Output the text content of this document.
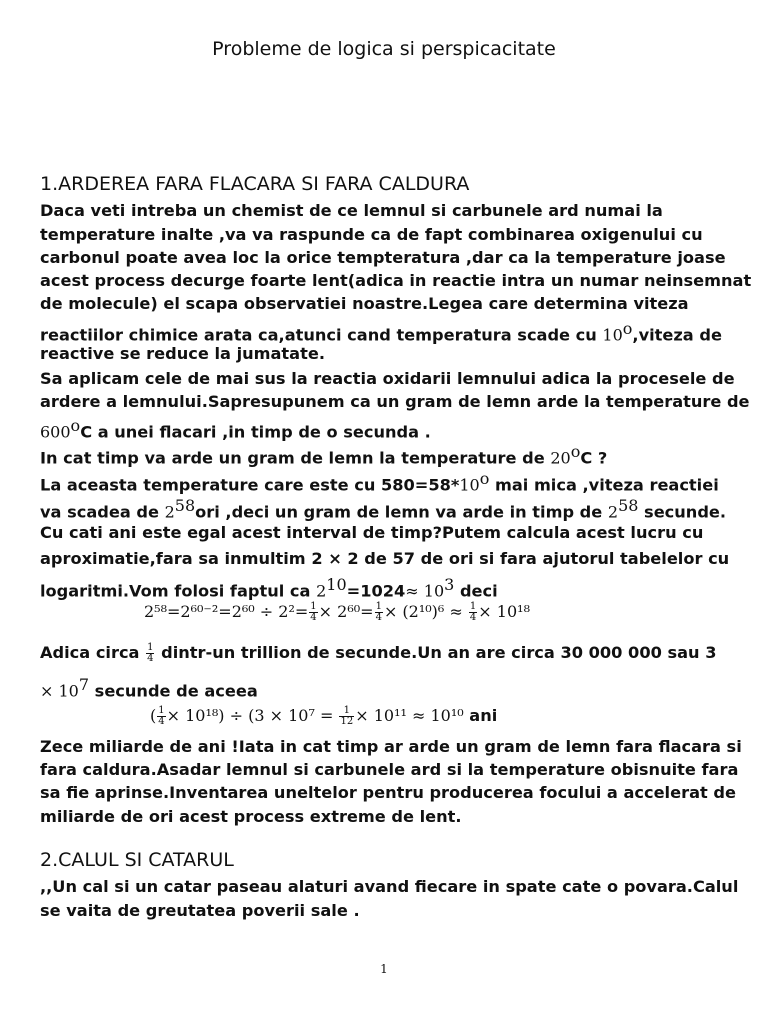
Probleme de logica si perspicacitate
1.ARDEREA FARA FLACARA SI FARA CALDURA
Daca veti intreba un chemist de ce lemnul si carbunele ard numai la
temperature inalte ,va va raspunde ca de fapt combinarea oxigenului cu
carbonul poate avea loc la orice tempteratura ,dar ca la temperature joase
acest process decurge foarte lent(adica in reactie intra un numar neinsemnat
de molecule) el scapa observatiei noastre.Legea care determina viteza
reactiilor chimice arata ca,atunci cand temperatura scade cu 10$^o$,viteza de
reactive se reduce la jumatate.
Sa aplicam cele de mai sus la reactia oxidarii lemnului adica la procesele de
ardere a lemnului.Sapresupunem ca un gram de lemn arde la temperature de
600$^o$C a unei flacari ,in timp de o secunda .
In cat timp va arde un gram de lemn la temperature de 20$^o$C ?
La aceasta temperature care este cu $580=58*10^o$ mai mica ,viteza reactiei
va scadea de $2^{58}ori$ ,deci un gram de lemn va arde in timp de $2^{58}$ secunde.
Cu cati ani este egal acest interval de timp?Putem calcula acest lucru cu
aproximatie,fara sa inmultim 2 × 2 de 57 de ori si fara ajutorul tabelelor cu
logaritmi.Vom folosi faptul ca $2^{10}=1024\approx 10^3$ deci
$2^{58}=2^{60-2}=2^{60} \div 2^2= \frac{1}{4} \times 2^{60}= \frac{1}{4} \times (2^{10})^6 \approx \frac{1}{4} \times 10^{18}$
Adica circa $\frac{1}{4}$ dintr-un trillion de secunde.Un an are circa 30 000 000 sau 3
× $10^7$ secunde de aceea
( $\frac{1}{4} \times 10^{18}) \div (3 \times 10^7 = \frac{1}{12} \times 10^{11} \approx 10^{10}$ ani
Zece miliarde de ani !Iata in cat timp ar arde un gram de lemn fara flacara si
fara caldura.Asadar lemnul si carbunele ard si la temperature obisnuite fara
sa fie aprinse.Inventarea uneltelor pentru producerea focului a accelerat de
miliarde de ori acest process extreme de lent.
2.CALUL SI CATARUL
,,Un cal si un catar paseau alaturi avand fiecare in spate cate o povara.Calul
se vaita de greutatea poverii sale .
1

------------------------------------------------------------------------

• _EXERCISE TASK_
Locate all lines that include the word "este" and copy them out.

• _SOLUTION_
La aceasta temperature care este cu $580=58*10^o$ mai mica ,viteza reactiei
Cu cati ani este egal acest interval de timp?Putem calcula acest lucru cu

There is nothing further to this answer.